4.1 Bisection Information

Last Known Good:

  • Build/Commit: _______
  • Date: _______

First Known Bad:

  • Build/Commit: _______
  • Date: _______

This is THE most valuable information for debugging

4.2 Comparative Testing

Run BOTH versions with debug flags and compare:

# Last Good
git checkout <good-commit>
./install.sh -idc
export TENSILE_DB=0x8040
export HIPBLASLT_LOG_LEVEL=4
./run_test.sh > good_run.log 2>&1

# First Bad
git checkout <bad-commit>
./install.sh -idc
export TENSILE_DB=0x8040
export HIPBLASLT_LOG_LEVEL=4
./run_test.sh > bad_run.log 2>&1

# Compare kernel selections
diff <(grep -E "hipblasLt|Tensile" good_run.log) \
     <(grep -E "hipblasLt|Tensile" bad_run.log) > diff.txt

Attach to issue:

  • good_run.log
  • bad_run.log
  • diff.txt

Git Bisect (if building from source):

git bisect start
git bisect bad <bad-commit>
git bisect good <good-commit>
# Test each checkout
git bisect log > bisect.log  # Attach this

4.3 Environment Comparison

Aspect Last Good First Bad
ROCm _______ _______
hipBLASLt _______ _______
Tensile _______ _______
Framework _______ _______

πŸ“‹ Section 5: Debug Instrumentation (MANDATORY)

5.1 Enable Debug Logging

Set these environment variables BEFORE running test:

# MANDATORY: Kernel selection logging
export TENSILE_DB=0x8040

# MANDATORY: hipBLASLt verbose logging
export HIPBLASLT_LOG_LEVEL=4
export HIPBLASLT_LOG_MASK=0xFFFFFFFF

# Helpful additional flags:
export AMD_LOG_LEVEL=4              # HIP runtime
export HIP_VISIBLE_DEVICES=0        # Single GPU test

Run test and capture output:

./run_test.sh > debug_run.log 2>&1
# OR
python3 train.py > debug_run.log 2>&1

Required: Attach debug_run.log to issue

5.2 hipblaslt-bench Reproduction (For GEMM Issues)

Can you reproduce with hipblaslt-bench?

Layout coordinate data:
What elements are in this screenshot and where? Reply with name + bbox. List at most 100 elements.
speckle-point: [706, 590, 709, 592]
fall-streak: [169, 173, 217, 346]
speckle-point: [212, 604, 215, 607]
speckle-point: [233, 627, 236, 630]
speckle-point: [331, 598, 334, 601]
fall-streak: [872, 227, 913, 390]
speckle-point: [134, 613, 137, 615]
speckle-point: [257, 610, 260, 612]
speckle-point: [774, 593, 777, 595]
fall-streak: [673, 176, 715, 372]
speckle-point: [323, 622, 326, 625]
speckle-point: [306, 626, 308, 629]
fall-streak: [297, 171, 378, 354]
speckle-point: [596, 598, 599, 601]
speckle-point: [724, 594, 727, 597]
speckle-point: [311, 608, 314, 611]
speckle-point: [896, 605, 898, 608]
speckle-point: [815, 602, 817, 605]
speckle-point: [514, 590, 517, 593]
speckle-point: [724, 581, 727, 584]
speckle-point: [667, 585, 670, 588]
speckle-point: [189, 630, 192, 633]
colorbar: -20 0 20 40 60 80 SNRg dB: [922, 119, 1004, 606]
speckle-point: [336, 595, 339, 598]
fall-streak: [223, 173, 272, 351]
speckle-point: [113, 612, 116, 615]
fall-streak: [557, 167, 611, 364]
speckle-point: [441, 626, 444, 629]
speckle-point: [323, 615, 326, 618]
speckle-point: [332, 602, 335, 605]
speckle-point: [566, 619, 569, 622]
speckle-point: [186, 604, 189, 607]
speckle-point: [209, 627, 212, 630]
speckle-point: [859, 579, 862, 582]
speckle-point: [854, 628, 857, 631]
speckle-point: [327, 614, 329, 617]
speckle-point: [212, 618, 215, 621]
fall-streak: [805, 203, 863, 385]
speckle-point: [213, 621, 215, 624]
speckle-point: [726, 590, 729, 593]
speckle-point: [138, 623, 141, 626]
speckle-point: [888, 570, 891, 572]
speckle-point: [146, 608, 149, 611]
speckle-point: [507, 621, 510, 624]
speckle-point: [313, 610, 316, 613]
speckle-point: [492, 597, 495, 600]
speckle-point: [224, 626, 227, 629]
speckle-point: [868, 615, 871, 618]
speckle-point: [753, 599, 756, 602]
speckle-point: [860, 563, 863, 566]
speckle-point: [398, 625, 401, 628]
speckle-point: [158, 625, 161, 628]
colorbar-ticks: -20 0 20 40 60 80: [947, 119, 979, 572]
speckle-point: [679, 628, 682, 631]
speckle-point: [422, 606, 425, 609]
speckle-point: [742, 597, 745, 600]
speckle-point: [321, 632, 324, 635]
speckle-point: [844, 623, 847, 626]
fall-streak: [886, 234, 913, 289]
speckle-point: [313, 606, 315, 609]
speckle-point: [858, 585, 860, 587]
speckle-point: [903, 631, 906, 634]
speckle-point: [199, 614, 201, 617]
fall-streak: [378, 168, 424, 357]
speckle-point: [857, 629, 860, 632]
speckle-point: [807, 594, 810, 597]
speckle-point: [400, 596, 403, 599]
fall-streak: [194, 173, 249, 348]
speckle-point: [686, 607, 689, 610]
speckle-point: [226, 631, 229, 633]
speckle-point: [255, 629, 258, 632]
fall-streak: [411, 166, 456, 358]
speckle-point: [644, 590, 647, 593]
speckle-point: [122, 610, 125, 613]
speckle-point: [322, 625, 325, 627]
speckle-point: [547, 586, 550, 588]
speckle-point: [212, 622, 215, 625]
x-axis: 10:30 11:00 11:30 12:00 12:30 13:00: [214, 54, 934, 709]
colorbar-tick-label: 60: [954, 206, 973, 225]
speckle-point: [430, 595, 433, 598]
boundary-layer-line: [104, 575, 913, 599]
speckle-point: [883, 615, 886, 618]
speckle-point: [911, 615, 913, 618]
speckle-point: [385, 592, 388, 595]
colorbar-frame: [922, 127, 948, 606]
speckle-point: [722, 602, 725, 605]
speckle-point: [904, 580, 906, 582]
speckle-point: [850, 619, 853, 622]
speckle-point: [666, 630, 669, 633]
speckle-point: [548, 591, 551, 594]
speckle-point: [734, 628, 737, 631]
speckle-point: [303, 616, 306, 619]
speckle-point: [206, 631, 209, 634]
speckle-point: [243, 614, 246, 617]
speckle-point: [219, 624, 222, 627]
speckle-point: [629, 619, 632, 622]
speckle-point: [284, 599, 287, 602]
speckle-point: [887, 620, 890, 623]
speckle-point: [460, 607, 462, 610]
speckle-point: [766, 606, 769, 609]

STATED GOAL
Rewrite the part of the debugging checklist that opens with the words containing "4.3 Environment Comparison" and closes with "Debug Instrumentation (MANDATORY)", putting "Compiler" in place of "Framework".

RESULT OF THE TASK
4.3 Environment Comparison

Aspect Last Good First Bad
ROCm _______ _______
hipBLASLt _______ _______
Tensile _______ _______
Compiler _______ _______

πŸ“‹ Section 5: Debug Instrumentation (MANDATORY)